Exercise: Starting with the line that holds "Output the text content of this document.", copy out each remaining line of the listing below, up to and including the last one, and include nothing else.

Record list:
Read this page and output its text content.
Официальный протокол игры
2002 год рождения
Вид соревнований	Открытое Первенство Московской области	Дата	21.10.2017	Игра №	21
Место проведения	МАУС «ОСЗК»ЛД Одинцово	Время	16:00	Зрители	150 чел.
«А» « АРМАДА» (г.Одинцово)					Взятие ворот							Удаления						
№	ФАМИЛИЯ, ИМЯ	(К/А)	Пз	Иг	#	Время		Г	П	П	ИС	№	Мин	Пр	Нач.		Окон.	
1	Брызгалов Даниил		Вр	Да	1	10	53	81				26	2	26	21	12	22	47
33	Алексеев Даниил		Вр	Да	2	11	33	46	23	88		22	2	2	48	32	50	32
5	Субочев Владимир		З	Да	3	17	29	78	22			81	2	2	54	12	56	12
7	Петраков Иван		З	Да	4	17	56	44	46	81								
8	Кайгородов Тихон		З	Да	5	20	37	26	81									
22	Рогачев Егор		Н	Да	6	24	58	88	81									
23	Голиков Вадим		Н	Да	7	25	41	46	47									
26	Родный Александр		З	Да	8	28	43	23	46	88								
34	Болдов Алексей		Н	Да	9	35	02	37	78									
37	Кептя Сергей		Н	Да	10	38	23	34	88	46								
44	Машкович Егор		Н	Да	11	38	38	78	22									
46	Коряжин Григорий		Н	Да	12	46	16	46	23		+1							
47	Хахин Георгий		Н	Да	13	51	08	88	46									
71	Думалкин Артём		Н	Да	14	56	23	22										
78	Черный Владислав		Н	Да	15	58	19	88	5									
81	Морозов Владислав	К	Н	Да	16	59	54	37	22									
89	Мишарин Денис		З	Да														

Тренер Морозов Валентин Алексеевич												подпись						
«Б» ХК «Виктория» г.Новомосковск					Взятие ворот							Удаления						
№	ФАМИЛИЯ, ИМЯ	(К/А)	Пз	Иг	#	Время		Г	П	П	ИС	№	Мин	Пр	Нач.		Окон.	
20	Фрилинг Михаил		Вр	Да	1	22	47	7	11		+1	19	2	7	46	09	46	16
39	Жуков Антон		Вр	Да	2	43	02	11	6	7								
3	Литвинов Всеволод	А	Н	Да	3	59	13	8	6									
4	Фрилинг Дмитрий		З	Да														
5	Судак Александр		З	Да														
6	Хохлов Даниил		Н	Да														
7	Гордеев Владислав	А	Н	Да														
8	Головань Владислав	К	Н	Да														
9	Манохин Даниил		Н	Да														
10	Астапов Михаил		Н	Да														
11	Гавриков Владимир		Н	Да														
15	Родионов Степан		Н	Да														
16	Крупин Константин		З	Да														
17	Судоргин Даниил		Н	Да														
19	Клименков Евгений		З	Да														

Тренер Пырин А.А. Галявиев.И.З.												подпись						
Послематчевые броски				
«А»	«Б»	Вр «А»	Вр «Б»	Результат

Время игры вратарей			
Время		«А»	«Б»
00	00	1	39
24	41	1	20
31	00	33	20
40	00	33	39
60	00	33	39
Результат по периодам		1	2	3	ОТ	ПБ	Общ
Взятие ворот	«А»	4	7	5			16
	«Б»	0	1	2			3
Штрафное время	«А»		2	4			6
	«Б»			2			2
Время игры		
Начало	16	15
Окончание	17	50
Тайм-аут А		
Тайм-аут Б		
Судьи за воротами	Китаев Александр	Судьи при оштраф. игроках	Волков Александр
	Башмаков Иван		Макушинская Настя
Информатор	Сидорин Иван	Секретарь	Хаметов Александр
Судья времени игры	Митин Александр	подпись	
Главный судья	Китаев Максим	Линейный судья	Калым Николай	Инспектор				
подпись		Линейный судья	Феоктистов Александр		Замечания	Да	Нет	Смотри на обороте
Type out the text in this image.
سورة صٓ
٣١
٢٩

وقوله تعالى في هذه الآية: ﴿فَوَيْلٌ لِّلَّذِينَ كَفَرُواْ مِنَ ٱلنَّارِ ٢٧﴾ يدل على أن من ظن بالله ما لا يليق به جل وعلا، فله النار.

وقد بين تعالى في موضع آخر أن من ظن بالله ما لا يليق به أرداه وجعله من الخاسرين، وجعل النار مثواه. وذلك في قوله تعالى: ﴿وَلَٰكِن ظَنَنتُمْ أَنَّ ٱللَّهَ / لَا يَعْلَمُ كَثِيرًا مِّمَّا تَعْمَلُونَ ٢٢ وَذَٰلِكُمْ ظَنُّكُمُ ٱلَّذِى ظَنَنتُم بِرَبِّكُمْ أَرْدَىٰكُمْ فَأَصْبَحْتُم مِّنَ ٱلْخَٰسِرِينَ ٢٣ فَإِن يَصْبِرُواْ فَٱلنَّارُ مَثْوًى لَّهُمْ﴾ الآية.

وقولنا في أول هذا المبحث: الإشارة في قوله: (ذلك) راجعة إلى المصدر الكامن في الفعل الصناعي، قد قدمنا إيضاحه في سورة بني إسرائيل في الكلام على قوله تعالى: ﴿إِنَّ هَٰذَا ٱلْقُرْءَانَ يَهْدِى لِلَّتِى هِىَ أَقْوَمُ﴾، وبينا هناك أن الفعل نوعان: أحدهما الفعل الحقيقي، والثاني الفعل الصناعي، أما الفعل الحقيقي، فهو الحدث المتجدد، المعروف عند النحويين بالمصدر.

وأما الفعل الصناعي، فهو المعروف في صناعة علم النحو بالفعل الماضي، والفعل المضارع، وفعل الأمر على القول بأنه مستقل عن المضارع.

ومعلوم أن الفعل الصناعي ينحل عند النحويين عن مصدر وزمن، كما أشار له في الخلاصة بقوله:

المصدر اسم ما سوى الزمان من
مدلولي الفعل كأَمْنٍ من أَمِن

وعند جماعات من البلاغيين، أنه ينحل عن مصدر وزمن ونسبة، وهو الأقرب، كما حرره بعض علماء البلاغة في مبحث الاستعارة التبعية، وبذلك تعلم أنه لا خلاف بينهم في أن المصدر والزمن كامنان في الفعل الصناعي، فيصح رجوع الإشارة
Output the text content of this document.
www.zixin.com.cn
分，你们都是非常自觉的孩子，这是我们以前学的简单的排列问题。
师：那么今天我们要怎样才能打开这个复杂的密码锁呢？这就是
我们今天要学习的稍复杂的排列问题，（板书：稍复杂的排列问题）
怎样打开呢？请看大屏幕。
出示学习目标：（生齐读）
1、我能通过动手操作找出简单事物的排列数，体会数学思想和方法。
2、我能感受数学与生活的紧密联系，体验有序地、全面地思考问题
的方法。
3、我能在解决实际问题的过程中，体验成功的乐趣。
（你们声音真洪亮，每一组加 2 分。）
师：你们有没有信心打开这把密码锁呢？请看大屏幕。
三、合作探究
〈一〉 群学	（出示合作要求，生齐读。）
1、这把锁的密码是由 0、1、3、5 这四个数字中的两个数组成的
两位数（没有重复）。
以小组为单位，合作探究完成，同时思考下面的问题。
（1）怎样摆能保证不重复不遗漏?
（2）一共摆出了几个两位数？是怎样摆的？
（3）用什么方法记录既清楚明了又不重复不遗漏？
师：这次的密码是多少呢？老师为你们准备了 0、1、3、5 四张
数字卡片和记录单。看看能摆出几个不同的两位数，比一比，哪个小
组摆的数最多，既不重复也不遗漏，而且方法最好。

Completed exercise:
Output the text content of this document.
www.zixin.com.cn
分，你们都是非常自觉的孩子，这是我们以前学的简单的排列问题。
师：那么今天我们要怎样才能打开这个复杂的密码锁呢？这就是
我们今天要学习的稍复杂的排列问题，（板书：稍复杂的排列问题）
怎样打开呢？请看大屏幕。
出示学习目标：（生齐读）
1、我能通过动手操作找出简单事物的排列数，体会数学思想和方法。
2、我能感受数学与生活的紧密联系，体验有序地、全面地思考问题
的方法。
3、我能在解决实际问题的过程中，体验成功的乐趣。
（你们声音真洪亮，每一组加 2 分。）
师：你们有没有信心打开这把密码锁呢？请看大屏幕。
三、合作探究
〈一〉 群学	（出示合作要求，生齐读。）
1、这把锁的密码是由 0、1、3、5 这四个数字中的两个数组成的
两位数（没有重复）。
以小组为单位，合作探究完成，同时思考下面的问题。
（1）怎样摆能保证不重复不遗漏?
（2）一共摆出了几个两位数？是怎样摆的？
（3）用什么方法记录既清楚明了又不重复不遗漏？
师：这次的密码是多少呢？老师为你们准备了 0、1、3、5 四张
数字卡片和记录单。看看能摆出几个不同的两位数，比一比，哪个小
组摆的数最多，既不重复也不遗漏，而且方法最好。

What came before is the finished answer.